== Available records ==

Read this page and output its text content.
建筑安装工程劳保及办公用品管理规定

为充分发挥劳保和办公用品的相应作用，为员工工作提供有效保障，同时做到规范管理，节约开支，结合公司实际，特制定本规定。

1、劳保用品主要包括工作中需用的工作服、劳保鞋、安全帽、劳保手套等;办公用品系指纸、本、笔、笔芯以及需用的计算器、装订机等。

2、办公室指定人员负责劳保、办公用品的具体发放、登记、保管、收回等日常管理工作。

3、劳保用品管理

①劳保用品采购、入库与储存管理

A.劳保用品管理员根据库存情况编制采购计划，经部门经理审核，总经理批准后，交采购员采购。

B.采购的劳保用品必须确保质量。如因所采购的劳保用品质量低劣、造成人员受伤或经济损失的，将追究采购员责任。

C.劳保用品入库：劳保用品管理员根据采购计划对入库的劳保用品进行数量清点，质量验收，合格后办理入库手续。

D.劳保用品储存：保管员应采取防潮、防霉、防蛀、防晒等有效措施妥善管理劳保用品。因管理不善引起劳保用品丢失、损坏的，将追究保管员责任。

== Problem to solve ==
Print every entry exactly as it appears.

== Response to this task ==
Read this page and output its text content.
建筑安装工程劳保及办公用品管理规定

为充分发挥劳保和办公用品的相应作用，为员工工作提供有效保障，同时做到规范管理，节约开支，结合公司实际，特制定本规定。

1、劳保用品主要包括工作中需用的工作服、劳保鞋、安全帽、劳保手套等;办公用品系指纸、本、笔、笔芯以及需用的计算器、装订机等。

2、办公室指定人员负责劳保、办公用品的具体发放、登记、保管、收回等日常管理工作。

3、劳保用品管理

①劳保用品采购、入库与储存管理

A.劳保用品管理员根据库存情况编制采购计划，经部门经理审核，总经理批准后，交采购员采购。

B.采购的劳保用品必须确保质量。如因所采购的劳保用品质量低劣、造成人员受伤或经济损失的，将追究采购员责任。

C.劳保用品入库：劳保用品管理员根据采购计划对入库的劳保用品进行数量清点，质量验收，合格后办理入库手续。

D.劳保用品储存：保管员应采取防潮、防霉、防蛀、防晒等有效措施妥善管理劳保用品。因管理不善引起劳保用品丢失、损坏的，将追究保管员责任。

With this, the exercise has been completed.